> _Material shown_
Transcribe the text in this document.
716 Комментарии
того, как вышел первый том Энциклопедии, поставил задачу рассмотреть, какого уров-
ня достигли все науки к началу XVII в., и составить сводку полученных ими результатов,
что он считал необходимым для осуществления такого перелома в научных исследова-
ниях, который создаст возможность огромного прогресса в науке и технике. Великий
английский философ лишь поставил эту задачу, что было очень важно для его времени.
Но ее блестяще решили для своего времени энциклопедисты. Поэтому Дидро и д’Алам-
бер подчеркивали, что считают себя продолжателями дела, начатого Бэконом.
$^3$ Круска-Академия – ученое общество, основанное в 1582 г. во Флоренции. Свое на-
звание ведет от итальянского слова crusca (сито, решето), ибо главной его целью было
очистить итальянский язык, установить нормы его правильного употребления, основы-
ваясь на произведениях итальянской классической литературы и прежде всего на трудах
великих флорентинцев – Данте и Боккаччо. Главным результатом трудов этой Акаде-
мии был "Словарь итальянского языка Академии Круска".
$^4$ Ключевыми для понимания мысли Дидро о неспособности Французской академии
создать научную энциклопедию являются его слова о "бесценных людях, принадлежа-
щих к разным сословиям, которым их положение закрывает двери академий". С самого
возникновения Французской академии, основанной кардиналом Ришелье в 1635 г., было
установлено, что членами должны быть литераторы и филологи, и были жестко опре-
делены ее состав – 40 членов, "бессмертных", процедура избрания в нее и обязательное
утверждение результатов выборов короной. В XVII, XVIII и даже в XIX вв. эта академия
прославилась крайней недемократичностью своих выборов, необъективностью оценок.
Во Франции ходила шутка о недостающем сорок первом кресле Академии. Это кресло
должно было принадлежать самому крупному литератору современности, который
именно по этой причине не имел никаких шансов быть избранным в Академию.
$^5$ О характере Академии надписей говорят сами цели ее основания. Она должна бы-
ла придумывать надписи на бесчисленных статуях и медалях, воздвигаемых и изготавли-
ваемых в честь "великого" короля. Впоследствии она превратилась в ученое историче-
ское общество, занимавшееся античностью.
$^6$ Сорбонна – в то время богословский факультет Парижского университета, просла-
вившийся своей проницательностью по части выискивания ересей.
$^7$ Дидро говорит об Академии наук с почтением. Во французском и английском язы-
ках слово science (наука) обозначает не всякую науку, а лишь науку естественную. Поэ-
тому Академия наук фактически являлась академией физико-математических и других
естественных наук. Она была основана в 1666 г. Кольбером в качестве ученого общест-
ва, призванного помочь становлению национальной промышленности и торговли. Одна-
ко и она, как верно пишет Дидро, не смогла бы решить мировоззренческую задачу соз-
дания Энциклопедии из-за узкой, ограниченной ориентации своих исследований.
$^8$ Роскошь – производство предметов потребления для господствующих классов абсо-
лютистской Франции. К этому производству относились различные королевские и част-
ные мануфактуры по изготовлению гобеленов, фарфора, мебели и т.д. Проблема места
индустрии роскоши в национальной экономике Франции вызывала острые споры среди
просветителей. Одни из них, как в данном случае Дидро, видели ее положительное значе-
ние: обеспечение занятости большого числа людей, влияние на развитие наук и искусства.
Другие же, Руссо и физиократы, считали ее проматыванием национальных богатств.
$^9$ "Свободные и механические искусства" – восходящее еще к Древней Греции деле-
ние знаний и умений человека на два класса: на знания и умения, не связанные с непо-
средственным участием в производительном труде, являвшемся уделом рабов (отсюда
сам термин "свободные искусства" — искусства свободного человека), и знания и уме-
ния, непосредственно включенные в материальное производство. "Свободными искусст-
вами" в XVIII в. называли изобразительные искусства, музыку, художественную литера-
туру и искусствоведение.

> _Exercise task_
Leave out every line without the string "этой" and copy the rest.

> _Response to this task_
великих флорентинцев – Данте и Боккаччо. Главным результатом трудов этой Акаде-
именно по этой причине не имел никаких шансов быть избранным в Академию.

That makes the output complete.